◆ **Short problem**:
Wherever the word "Ultimax" appears in a line, copy that line.

——————————

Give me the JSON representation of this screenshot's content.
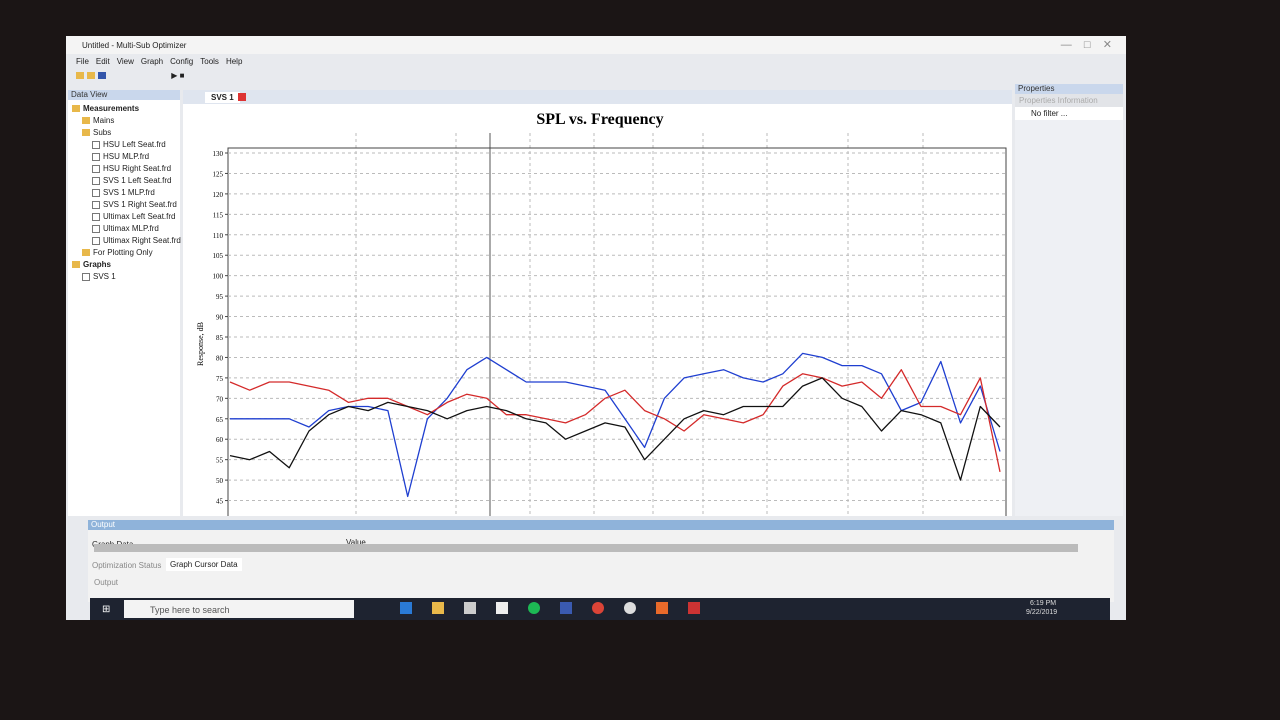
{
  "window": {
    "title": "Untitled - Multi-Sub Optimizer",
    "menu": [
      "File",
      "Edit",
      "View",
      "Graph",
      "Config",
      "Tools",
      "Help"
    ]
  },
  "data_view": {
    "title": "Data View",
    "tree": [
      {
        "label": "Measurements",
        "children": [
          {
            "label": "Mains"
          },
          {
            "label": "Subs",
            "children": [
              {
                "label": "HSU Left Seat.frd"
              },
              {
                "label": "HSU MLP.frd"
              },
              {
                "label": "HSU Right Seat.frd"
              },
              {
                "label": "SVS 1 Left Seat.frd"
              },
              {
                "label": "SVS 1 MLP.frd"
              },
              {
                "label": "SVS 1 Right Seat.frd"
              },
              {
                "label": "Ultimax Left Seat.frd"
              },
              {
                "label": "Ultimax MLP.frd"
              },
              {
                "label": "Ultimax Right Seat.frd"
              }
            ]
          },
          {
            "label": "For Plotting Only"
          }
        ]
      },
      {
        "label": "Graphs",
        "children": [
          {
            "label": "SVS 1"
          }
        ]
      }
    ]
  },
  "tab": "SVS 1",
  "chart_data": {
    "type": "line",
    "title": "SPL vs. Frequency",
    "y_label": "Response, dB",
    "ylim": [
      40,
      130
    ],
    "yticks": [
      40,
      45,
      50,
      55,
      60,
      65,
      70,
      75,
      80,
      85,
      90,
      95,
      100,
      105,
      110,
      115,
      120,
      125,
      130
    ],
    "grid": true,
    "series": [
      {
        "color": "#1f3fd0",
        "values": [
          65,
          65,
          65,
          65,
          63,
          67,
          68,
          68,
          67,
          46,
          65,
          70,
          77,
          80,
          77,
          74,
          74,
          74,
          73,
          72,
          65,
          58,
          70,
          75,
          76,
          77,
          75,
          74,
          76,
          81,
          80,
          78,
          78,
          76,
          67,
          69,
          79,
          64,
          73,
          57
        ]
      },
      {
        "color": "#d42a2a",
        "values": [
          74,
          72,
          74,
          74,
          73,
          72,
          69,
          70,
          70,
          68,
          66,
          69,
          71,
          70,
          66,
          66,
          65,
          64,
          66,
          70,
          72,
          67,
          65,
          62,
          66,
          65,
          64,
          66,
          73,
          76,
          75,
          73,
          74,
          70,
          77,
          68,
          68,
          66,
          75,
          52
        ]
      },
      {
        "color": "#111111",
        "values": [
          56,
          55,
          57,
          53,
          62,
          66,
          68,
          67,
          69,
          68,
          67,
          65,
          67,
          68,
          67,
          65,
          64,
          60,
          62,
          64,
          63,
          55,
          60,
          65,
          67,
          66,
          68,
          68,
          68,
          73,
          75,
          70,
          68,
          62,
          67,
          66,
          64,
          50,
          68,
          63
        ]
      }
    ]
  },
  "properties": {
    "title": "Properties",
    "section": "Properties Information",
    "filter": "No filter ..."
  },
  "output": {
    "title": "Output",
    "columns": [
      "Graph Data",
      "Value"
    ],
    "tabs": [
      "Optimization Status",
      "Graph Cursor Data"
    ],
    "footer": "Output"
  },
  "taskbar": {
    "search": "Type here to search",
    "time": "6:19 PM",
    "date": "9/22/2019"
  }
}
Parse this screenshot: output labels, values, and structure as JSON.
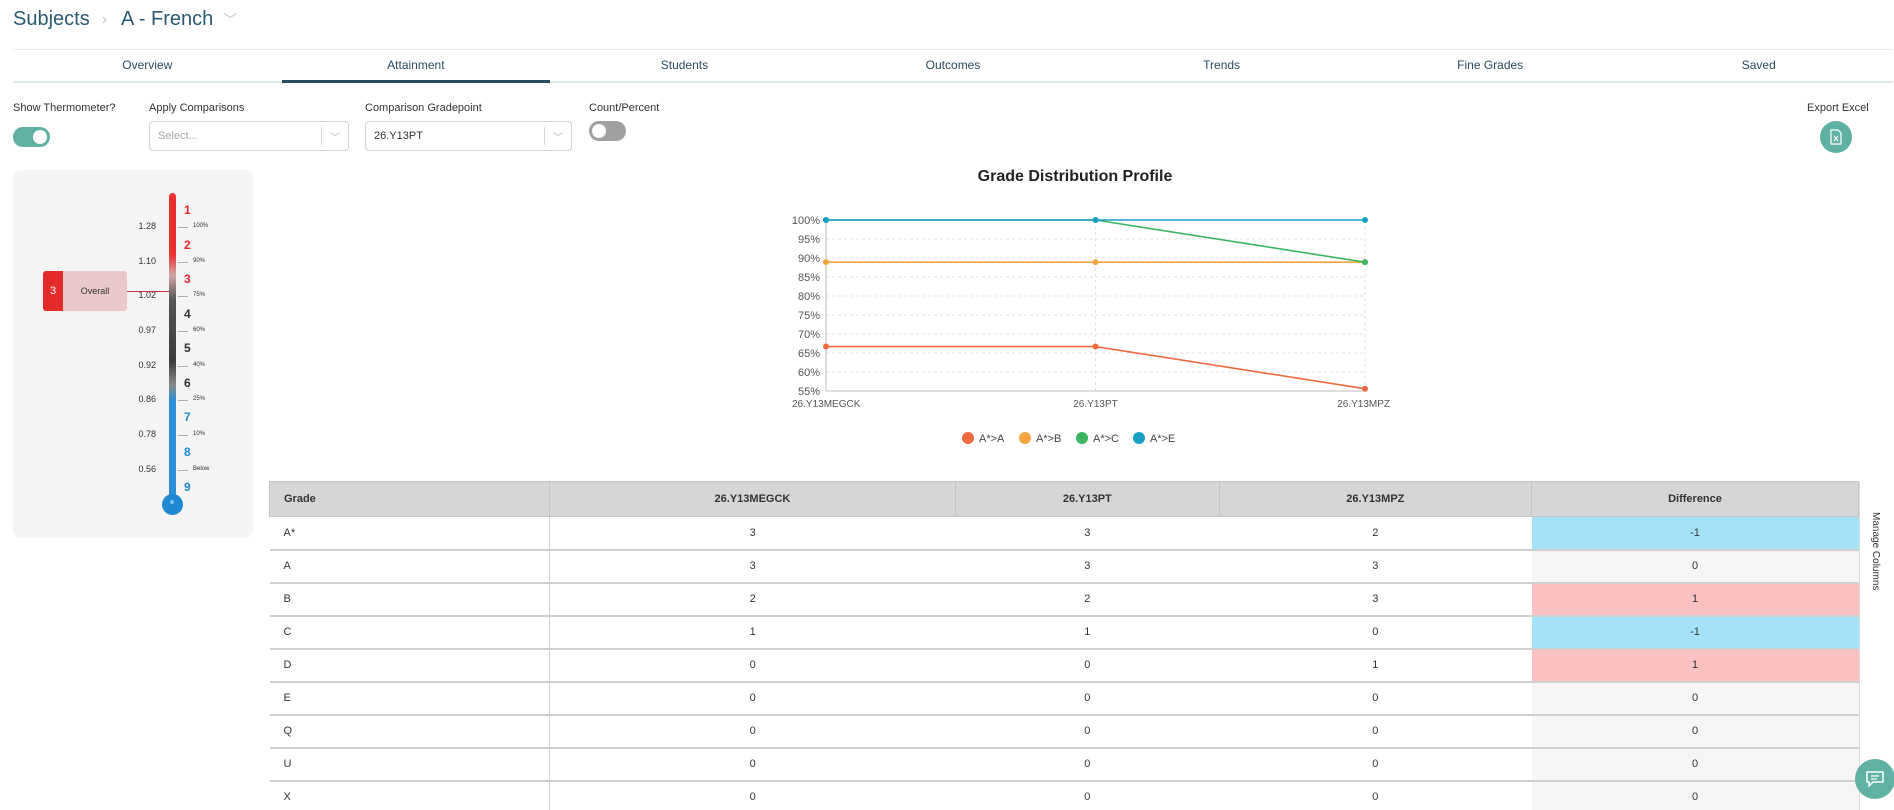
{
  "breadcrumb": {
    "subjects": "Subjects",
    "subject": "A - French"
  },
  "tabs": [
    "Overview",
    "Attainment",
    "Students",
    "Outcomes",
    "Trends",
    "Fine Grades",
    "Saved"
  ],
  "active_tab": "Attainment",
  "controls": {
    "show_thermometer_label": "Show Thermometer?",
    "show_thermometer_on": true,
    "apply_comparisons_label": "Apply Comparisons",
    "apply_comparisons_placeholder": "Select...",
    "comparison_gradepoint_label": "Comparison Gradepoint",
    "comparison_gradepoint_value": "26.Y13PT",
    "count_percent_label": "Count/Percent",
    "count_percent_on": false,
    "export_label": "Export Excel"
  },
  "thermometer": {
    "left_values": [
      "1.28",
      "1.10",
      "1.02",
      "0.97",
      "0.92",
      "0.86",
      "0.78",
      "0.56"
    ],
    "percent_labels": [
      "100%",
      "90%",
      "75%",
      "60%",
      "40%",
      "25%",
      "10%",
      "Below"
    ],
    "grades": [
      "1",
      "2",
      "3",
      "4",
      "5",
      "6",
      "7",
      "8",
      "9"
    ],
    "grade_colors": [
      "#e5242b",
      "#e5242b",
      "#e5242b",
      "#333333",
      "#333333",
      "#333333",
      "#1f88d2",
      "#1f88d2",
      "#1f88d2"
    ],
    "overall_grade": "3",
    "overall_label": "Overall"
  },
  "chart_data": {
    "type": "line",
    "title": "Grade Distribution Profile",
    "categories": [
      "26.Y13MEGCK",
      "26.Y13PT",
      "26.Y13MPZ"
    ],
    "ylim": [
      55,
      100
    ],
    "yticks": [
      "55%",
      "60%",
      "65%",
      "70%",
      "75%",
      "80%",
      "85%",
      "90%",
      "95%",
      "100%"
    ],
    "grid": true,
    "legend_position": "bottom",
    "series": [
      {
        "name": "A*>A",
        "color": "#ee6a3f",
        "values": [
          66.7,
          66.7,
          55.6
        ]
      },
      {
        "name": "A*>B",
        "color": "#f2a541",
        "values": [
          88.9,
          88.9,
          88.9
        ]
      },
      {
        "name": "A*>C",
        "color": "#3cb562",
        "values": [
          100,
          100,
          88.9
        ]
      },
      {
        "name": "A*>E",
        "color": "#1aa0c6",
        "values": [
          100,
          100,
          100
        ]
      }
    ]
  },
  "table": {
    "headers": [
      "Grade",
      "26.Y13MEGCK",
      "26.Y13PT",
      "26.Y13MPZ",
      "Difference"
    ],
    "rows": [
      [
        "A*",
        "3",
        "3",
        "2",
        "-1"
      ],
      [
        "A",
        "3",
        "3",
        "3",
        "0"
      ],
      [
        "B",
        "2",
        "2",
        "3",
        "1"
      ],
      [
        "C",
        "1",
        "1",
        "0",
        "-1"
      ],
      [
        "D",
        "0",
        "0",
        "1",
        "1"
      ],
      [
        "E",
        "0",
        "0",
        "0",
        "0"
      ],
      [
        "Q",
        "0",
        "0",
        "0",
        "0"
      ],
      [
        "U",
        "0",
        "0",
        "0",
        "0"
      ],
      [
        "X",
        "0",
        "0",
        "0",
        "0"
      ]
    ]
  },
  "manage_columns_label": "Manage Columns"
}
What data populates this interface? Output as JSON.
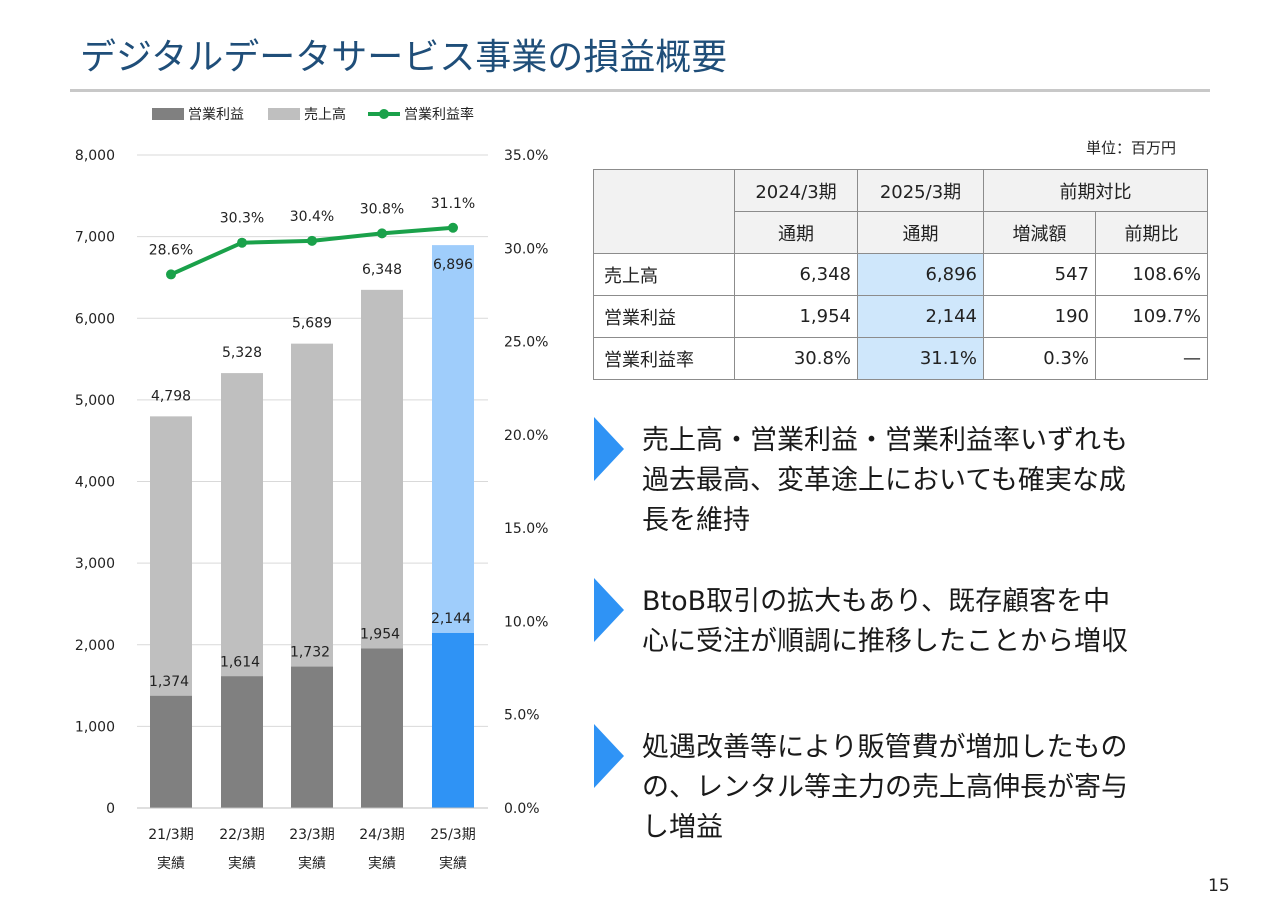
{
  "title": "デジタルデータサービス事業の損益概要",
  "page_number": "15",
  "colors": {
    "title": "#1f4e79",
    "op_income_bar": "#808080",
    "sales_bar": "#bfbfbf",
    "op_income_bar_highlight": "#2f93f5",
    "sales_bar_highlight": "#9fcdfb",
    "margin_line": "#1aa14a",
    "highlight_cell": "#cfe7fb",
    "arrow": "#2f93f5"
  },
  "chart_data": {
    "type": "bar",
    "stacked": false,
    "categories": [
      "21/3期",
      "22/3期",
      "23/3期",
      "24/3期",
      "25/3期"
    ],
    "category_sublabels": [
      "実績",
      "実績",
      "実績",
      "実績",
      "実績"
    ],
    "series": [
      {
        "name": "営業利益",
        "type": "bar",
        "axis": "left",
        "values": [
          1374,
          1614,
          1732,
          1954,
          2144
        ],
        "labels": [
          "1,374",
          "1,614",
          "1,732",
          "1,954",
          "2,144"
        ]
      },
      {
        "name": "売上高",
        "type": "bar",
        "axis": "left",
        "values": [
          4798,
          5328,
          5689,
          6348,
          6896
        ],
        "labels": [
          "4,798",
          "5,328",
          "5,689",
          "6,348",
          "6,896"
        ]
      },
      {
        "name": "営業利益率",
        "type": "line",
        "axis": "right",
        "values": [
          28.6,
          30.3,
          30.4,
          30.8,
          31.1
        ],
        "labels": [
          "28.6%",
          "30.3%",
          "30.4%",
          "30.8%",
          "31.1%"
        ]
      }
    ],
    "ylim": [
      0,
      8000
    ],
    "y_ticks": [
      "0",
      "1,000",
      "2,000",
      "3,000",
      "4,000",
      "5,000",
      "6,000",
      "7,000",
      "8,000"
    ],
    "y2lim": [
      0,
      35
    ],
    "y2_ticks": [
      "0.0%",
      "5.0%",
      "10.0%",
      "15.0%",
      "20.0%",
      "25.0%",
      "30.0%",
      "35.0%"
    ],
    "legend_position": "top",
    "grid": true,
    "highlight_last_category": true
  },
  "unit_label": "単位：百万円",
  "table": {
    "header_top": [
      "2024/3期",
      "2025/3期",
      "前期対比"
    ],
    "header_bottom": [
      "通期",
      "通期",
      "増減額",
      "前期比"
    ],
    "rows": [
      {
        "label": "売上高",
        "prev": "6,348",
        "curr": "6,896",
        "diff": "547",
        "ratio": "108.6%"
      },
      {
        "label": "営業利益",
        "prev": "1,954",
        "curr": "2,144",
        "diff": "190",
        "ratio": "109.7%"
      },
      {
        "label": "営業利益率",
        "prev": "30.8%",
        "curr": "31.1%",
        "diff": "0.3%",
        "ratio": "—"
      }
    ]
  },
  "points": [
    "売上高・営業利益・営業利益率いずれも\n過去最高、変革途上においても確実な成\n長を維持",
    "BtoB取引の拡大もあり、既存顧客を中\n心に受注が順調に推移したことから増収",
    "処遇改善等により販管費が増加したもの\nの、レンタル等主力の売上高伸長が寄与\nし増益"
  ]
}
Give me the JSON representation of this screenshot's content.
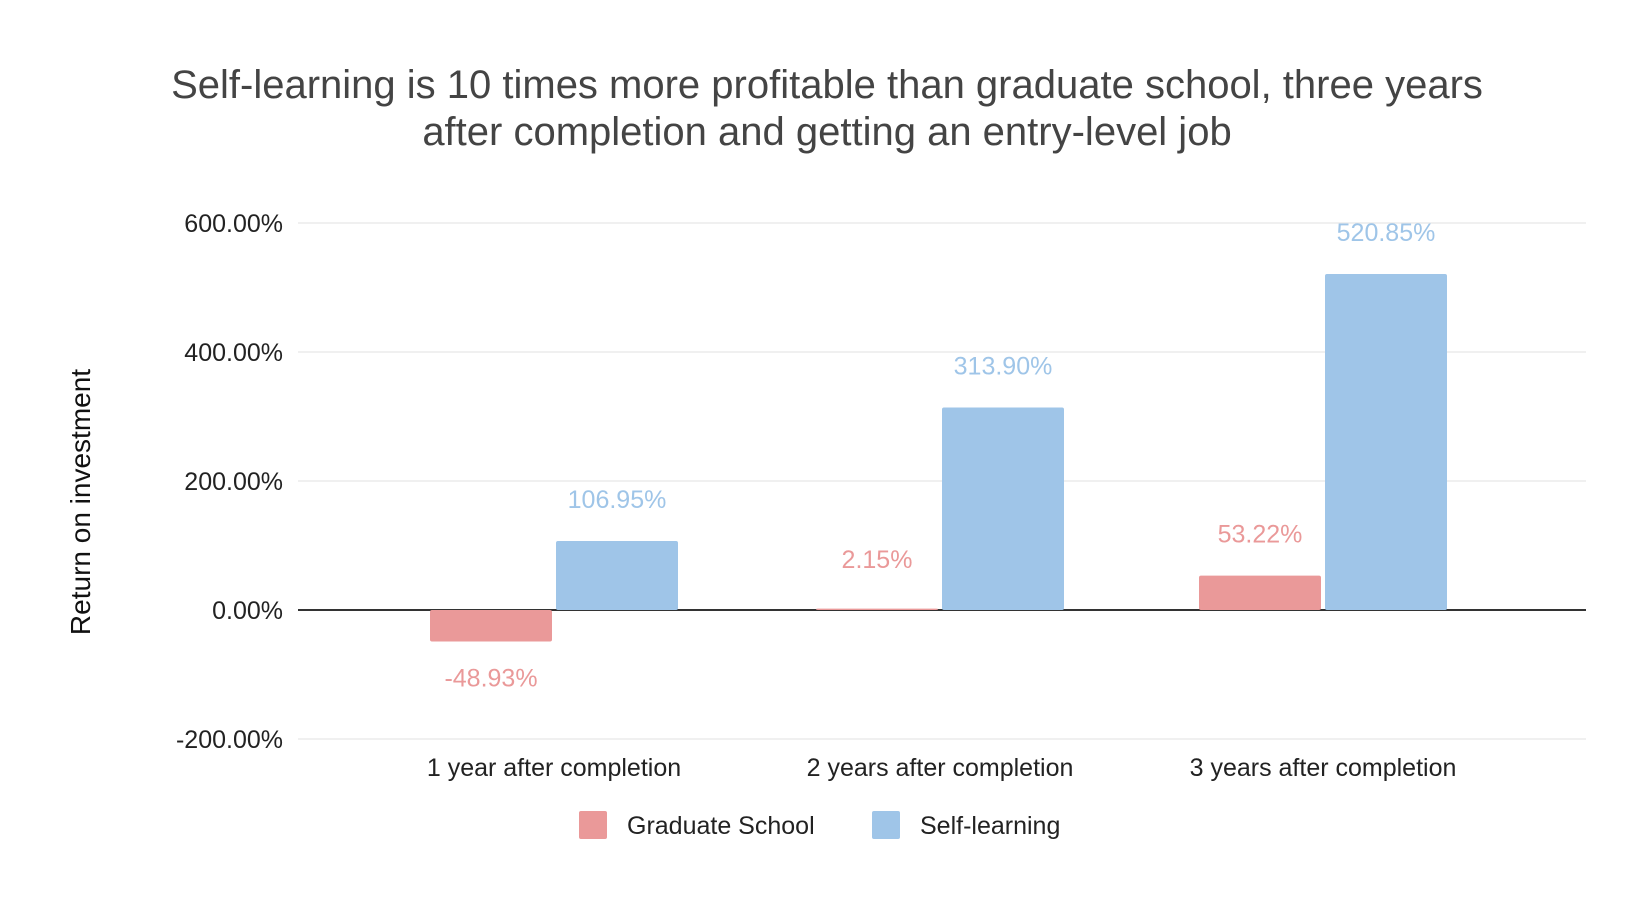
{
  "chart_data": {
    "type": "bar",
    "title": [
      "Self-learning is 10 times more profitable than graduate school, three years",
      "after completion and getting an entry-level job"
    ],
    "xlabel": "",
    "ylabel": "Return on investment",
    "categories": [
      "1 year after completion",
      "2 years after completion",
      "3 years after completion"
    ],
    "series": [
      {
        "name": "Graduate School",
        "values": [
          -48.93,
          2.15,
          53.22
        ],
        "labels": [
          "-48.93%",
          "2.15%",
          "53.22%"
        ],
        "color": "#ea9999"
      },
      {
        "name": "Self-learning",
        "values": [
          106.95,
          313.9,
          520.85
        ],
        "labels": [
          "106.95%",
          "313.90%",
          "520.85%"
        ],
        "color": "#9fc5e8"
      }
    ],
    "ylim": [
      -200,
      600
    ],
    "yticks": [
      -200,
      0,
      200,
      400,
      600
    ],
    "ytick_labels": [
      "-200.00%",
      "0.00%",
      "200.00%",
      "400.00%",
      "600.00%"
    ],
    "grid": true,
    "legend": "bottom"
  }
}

——————————

◆ **Result for this exercise**:
                "label": "Ultimax Left Seat.frd"
                "label": "Ultimax MLP.frd"
                "label": "Ultimax Right Seat.frd"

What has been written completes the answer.